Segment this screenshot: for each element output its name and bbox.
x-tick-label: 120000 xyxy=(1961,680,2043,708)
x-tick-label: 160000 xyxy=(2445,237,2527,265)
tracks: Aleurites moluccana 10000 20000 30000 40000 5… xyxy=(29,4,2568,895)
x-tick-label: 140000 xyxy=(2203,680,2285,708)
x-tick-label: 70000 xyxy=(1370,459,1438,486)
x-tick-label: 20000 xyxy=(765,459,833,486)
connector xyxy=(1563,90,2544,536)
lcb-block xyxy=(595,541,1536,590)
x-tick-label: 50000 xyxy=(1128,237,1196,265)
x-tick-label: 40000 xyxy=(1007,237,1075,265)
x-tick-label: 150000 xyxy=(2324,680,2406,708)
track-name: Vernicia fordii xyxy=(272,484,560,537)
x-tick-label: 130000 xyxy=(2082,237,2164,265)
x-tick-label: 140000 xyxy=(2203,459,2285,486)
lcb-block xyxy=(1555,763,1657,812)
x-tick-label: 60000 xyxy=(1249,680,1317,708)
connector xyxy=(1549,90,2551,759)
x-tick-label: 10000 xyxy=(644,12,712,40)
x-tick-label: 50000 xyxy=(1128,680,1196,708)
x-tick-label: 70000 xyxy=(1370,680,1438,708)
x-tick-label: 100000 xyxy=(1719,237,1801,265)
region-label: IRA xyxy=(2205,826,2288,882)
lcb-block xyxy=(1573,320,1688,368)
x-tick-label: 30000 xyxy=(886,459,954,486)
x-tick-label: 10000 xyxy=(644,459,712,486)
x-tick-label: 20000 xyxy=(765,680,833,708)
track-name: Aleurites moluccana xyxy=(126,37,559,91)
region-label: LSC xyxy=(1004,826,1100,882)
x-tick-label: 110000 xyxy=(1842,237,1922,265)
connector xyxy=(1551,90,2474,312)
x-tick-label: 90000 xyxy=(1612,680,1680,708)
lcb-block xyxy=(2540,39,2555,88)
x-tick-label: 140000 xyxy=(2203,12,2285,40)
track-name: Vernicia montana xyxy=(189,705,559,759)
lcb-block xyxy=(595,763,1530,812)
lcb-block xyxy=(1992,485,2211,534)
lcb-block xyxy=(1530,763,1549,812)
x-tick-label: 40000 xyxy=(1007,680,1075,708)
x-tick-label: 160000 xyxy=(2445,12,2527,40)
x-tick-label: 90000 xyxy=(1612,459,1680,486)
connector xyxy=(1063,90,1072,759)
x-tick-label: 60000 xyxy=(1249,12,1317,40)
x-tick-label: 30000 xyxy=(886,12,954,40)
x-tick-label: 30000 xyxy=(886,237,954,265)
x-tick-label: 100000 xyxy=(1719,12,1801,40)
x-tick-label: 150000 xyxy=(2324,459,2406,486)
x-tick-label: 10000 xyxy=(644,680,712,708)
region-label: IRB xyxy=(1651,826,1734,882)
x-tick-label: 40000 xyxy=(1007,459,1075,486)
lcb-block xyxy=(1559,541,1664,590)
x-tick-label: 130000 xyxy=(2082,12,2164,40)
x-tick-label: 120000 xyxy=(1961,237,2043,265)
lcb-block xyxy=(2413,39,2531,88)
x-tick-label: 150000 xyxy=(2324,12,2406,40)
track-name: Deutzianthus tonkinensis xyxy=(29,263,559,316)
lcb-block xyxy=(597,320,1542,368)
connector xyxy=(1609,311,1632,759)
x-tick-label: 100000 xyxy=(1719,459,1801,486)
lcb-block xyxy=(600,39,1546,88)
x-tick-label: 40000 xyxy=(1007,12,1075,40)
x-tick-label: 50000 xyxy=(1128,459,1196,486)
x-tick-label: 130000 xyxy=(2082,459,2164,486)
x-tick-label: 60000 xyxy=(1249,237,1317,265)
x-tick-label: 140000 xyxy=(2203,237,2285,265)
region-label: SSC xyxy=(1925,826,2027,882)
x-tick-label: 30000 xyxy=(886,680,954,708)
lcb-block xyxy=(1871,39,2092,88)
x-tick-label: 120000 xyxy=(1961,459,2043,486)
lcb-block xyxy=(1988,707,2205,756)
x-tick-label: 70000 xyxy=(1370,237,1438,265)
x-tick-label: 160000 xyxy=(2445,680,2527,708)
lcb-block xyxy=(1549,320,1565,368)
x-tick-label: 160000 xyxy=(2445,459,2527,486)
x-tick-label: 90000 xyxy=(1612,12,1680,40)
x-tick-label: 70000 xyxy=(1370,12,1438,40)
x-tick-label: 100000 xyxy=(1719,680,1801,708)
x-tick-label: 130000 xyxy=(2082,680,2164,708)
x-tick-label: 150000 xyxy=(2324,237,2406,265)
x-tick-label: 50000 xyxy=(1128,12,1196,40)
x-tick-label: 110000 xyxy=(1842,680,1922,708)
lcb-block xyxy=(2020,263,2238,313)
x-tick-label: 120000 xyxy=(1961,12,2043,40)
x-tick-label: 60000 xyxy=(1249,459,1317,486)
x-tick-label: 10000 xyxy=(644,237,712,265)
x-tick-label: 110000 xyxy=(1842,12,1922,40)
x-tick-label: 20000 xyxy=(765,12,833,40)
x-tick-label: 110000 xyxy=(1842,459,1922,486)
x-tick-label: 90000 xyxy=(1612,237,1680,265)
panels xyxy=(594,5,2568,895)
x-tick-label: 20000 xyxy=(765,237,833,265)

• Aim: Please reproduce all of the material above line for line, with no changes.

• Response below:
Segment this screenshot: for each element output its name and bbox.
x-tick-label: 120000 xyxy=(1961,680,2043,708)
x-tick-label: 160000 xyxy=(2445,237,2527,265)
tracks: Aleurites moluccana 10000 20000 30000 40000 5… xyxy=(29,4,2568,895)
x-tick-label: 140000 xyxy=(2203,680,2285,708)
x-tick-label: 70000 xyxy=(1370,459,1438,486)
x-tick-label: 20000 xyxy=(765,459,833,486)
connector xyxy=(1563,90,2544,536)
lcb-block xyxy=(595,541,1536,590)
x-tick-label: 50000 xyxy=(1128,237,1196,265)
x-tick-label: 40000 xyxy=(1007,237,1075,265)
x-tick-label: 150000 xyxy=(2324,680,2406,708)
track-name: Vernicia fordii xyxy=(272,484,560,537)
x-tick-label: 130000 xyxy=(2082,237,2164,265)
x-tick-label: 140000 xyxy=(2203,459,2285,486)
lcb-block xyxy=(1555,763,1657,812)
x-tick-label: 60000 xyxy=(1249,680,1317,708)
connector xyxy=(1549,90,2551,759)
x-tick-label: 10000 xyxy=(644,12,712,40)
x-tick-label: 50000 xyxy=(1128,680,1196,708)
x-tick-label: 70000 xyxy=(1370,680,1438,708)
x-tick-label: 100000 xyxy=(1719,237,1801,265)
region-label: IRA xyxy=(2205,826,2288,882)
lcb-block xyxy=(1573,320,1688,368)
x-tick-label: 30000 xyxy=(886,459,954,486)
x-tick-label: 10000 xyxy=(644,459,712,486)
x-tick-label: 20000 xyxy=(765,680,833,708)
track-name: Aleurites moluccana xyxy=(126,37,559,91)
region-label: LSC xyxy=(1004,826,1100,882)
x-tick-label: 110000 xyxy=(1842,237,1922,265)
connector xyxy=(1551,90,2474,312)
x-tick-label: 90000 xyxy=(1612,680,1680,708)
lcb-block xyxy=(2540,39,2555,88)
x-tick-label: 140000 xyxy=(2203,12,2285,40)
track-name: Vernicia montana xyxy=(189,705,559,759)
lcb-block xyxy=(595,763,1530,812)
lcb-block xyxy=(1992,485,2211,534)
lcb-block xyxy=(1530,763,1549,812)
x-tick-label: 40000 xyxy=(1007,680,1075,708)
x-tick-label: 160000 xyxy=(2445,12,2527,40)
x-tick-label: 90000 xyxy=(1612,459,1680,486)
connector xyxy=(1063,90,1072,759)
x-tick-label: 60000 xyxy=(1249,12,1317,40)
x-tick-label: 30000 xyxy=(886,12,954,40)
x-tick-label: 30000 xyxy=(886,237,954,265)
x-tick-label: 100000 xyxy=(1719,12,1801,40)
x-tick-label: 150000 xyxy=(2324,459,2406,486)
x-tick-label: 10000 xyxy=(644,680,712,708)
region-label: IRB xyxy=(1651,826,1734,882)
x-tick-label: 40000 xyxy=(1007,459,1075,486)
lcb-block xyxy=(1559,541,1664,590)
x-tick-label: 130000 xyxy=(2082,12,2164,40)
x-tick-label: 120000 xyxy=(1961,237,2043,265)
lcb-block xyxy=(2413,39,2531,88)
x-tick-label: 150000 xyxy=(2324,12,2406,40)
track-name: Deutzianthus tonkinensis xyxy=(29,263,559,316)
lcb-block xyxy=(597,320,1542,368)
connector xyxy=(1609,311,1632,759)
x-tick-label: 100000 xyxy=(1719,459,1801,486)
lcb-block xyxy=(600,39,1546,88)
x-tick-label: 40000 xyxy=(1007,12,1075,40)
x-tick-label: 50000 xyxy=(1128,459,1196,486)
x-tick-label: 130000 xyxy=(2082,459,2164,486)
x-tick-label: 60000 xyxy=(1249,237,1317,265)
x-tick-label: 140000 xyxy=(2203,237,2285,265)
region-label: SSC xyxy=(1925,826,2027,882)
x-tick-label: 30000 xyxy=(886,680,954,708)
lcb-block xyxy=(1871,39,2092,88)
x-tick-label: 120000 xyxy=(1961,459,2043,486)
lcb-block xyxy=(1988,707,2205,756)
x-tick-label: 70000 xyxy=(1370,237,1438,265)
x-tick-label: 160000 xyxy=(2445,680,2527,708)
lcb-block xyxy=(1549,320,1565,368)
x-tick-label: 160000 xyxy=(2445,459,2527,486)
x-tick-label: 90000 xyxy=(1612,12,1680,40)
x-tick-label: 70000 xyxy=(1370,12,1438,40)
x-tick-label: 100000 xyxy=(1719,680,1801,708)
x-tick-label: 130000 xyxy=(2082,680,2164,708)
x-tick-label: 150000 xyxy=(2324,237,2406,265)
x-tick-label: 50000 xyxy=(1128,12,1196,40)
x-tick-label: 110000 xyxy=(1842,680,1922,708)
lcb-block xyxy=(2020,263,2238,313)
x-tick-label: 120000 xyxy=(1961,12,2043,40)
x-tick-label: 60000 xyxy=(1249,459,1317,486)
x-tick-label: 10000 xyxy=(644,237,712,265)
x-tick-label: 110000 xyxy=(1842,12,1922,40)
x-tick-label: 20000 xyxy=(765,12,833,40)
x-tick-label: 110000 xyxy=(1842,459,1922,486)
x-tick-label: 90000 xyxy=(1612,237,1680,265)
panels xyxy=(594,5,2568,895)
x-tick-label: 20000 xyxy=(765,237,833,265)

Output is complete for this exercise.